=== Sayfa Alıntısı ===
☆ ☆ ☆ ☆ ☆ ☆ ☆

Raşit Küçük Hoca ile hayat hikayesini konuştuk - 18
- GİRİŞ25.05.2025 09:10
- GÜNCELLEME26.05.2025 09:14
Türkiye'nin yetiştirdiği en değerli ilim insanlarımızdan Prof. Dr. Raşit Küçük Hoca, Hadis konusu başta olmak üzere çok yönlü bir alim olarak birçok alana damgasını vurmuş, mebzul miktarda insan yetiştirmiştir.
Bugün ülkemizi yöneten en üst düzeydeki şahısların gerek yetişmesinde, gerekse onlara danışmanlık yaparak yönetme başarılarında önemli pay sahibidir. Hocanın hayat hikayesine dair kendisi ile yaptığımız konuşmalarımızı yani hayat hikayesini burada her pazar sizlerle paylaşmaya çalışacağız.
Hoca ile yaptığımız bu konuşmalarımızı, “Raşit Küçük, Hatırımda Kalanlar” adı ile Hayat Yayınları kitap olarak yayımladı.
Yine bu fakir kardeşiniz Hoca’nın panel, makale ve bilimsel yazılarını toparlamaya çalıştım, o da Hayat Yayınlarından kitap olarak çıktı.

☆ ☆ ☆ ☆ ☆ ☆ ☆

=== İstenen ===
Yukarıdaki Raşit Küçük yazısında, yazarın toparlamaya çalıştığı ve Hayat Yayınlarından kitap olarak çıkan Hoca'ya ait çalışma türlerini sıralayın.

☆ ☆ ☆ ☆ ☆ ☆ ☆

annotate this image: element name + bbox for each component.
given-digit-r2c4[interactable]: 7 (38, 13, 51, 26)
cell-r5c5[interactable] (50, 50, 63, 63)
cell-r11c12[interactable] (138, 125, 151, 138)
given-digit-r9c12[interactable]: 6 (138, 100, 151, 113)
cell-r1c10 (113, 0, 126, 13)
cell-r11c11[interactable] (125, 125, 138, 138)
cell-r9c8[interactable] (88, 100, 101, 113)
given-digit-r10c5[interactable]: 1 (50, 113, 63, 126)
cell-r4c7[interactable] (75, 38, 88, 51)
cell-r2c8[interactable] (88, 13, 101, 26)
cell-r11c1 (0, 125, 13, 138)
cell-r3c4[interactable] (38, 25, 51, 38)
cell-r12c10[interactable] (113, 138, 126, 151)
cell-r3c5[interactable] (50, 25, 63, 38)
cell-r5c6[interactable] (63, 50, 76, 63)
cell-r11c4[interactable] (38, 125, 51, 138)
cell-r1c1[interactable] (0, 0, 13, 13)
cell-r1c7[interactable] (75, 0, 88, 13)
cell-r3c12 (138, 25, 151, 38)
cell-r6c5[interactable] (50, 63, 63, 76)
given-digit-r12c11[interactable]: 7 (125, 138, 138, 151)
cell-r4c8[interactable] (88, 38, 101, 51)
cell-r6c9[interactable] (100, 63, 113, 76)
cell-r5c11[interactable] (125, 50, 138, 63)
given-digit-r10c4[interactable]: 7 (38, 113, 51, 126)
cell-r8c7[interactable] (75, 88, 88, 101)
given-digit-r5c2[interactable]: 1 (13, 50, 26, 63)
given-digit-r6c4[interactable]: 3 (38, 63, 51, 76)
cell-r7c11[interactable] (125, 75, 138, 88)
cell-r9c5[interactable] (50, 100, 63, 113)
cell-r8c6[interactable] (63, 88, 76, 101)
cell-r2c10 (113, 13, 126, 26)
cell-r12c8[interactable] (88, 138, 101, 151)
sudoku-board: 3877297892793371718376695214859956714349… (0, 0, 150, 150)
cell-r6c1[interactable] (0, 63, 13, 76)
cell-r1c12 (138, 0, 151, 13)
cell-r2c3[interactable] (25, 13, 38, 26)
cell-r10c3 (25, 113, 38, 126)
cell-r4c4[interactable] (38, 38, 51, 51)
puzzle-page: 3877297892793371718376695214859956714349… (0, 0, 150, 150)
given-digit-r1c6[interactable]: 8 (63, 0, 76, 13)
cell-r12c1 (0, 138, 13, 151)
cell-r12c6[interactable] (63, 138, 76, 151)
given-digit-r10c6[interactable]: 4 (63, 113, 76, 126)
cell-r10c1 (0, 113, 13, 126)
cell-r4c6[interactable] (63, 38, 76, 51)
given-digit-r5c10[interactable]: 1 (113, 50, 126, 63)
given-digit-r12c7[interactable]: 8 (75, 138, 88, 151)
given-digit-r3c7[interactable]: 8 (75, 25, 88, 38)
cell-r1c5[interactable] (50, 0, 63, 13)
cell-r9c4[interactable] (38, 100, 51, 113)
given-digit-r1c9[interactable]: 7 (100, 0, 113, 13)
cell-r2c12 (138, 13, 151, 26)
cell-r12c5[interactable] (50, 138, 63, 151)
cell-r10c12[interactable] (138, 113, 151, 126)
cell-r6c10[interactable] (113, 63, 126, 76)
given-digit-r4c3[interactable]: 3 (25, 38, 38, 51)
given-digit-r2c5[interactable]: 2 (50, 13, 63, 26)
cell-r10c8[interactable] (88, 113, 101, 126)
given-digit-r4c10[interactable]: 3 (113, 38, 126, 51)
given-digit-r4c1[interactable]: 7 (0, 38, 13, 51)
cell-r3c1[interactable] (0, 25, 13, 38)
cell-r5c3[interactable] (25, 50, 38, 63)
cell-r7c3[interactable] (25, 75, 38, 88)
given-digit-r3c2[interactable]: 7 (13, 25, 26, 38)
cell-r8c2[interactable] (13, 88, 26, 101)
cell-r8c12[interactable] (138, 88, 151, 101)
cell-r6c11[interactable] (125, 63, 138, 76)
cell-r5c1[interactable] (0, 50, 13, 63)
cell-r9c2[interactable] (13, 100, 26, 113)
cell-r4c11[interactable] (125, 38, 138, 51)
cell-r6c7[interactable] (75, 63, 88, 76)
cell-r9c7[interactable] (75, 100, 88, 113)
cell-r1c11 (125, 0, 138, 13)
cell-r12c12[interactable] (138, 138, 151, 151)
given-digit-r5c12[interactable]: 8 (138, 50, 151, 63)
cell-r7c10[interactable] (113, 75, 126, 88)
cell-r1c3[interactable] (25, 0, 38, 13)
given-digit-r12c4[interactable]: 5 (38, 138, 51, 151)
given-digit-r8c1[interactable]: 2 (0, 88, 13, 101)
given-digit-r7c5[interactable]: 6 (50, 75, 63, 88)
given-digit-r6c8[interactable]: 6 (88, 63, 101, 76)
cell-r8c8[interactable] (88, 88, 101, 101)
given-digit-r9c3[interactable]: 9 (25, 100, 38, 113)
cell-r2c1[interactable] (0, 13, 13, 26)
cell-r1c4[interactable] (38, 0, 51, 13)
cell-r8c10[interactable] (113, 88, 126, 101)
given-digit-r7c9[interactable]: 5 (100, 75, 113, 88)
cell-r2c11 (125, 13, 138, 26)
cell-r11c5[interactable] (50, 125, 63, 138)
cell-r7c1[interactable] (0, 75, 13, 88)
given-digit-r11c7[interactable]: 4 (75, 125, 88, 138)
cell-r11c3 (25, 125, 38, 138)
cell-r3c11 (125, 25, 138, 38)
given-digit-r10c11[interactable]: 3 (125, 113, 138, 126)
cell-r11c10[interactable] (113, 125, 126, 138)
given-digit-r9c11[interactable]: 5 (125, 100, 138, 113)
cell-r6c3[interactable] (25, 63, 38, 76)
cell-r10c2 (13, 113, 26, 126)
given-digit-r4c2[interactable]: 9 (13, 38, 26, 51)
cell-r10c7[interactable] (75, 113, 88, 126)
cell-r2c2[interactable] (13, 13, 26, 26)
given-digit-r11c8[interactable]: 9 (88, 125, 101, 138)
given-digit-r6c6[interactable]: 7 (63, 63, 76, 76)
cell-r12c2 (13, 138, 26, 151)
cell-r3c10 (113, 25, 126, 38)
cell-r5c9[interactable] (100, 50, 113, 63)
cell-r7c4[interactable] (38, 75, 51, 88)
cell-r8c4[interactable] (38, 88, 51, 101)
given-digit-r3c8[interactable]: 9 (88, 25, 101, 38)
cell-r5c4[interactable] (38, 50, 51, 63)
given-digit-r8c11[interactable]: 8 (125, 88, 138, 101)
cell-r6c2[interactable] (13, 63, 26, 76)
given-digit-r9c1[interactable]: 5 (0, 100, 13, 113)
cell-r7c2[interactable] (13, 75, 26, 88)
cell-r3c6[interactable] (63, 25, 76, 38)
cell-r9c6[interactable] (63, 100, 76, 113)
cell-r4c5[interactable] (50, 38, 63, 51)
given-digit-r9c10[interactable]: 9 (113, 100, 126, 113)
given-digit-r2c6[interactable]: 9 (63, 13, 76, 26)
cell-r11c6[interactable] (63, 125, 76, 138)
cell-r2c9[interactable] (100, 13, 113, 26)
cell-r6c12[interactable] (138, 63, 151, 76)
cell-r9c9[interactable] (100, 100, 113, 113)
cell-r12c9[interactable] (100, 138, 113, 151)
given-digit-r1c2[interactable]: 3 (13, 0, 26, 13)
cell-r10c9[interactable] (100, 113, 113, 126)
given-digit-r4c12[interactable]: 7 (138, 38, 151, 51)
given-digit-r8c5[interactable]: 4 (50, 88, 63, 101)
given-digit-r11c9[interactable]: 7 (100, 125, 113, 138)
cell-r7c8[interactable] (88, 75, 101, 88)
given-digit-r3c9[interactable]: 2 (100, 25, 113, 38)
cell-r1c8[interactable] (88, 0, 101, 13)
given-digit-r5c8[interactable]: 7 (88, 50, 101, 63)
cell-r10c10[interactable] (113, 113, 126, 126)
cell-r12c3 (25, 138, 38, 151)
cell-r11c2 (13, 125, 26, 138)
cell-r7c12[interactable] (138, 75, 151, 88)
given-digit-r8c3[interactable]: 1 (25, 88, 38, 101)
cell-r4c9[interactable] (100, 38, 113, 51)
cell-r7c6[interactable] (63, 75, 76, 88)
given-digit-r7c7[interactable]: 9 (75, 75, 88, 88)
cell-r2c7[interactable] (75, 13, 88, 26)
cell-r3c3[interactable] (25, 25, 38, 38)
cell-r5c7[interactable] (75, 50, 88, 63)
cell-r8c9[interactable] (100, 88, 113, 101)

☆ ☆ ☆ ☆ ☆ ☆ ☆

=== Problemin Cevabı ===
- Panel
- Makale
- Bilimsel yazılar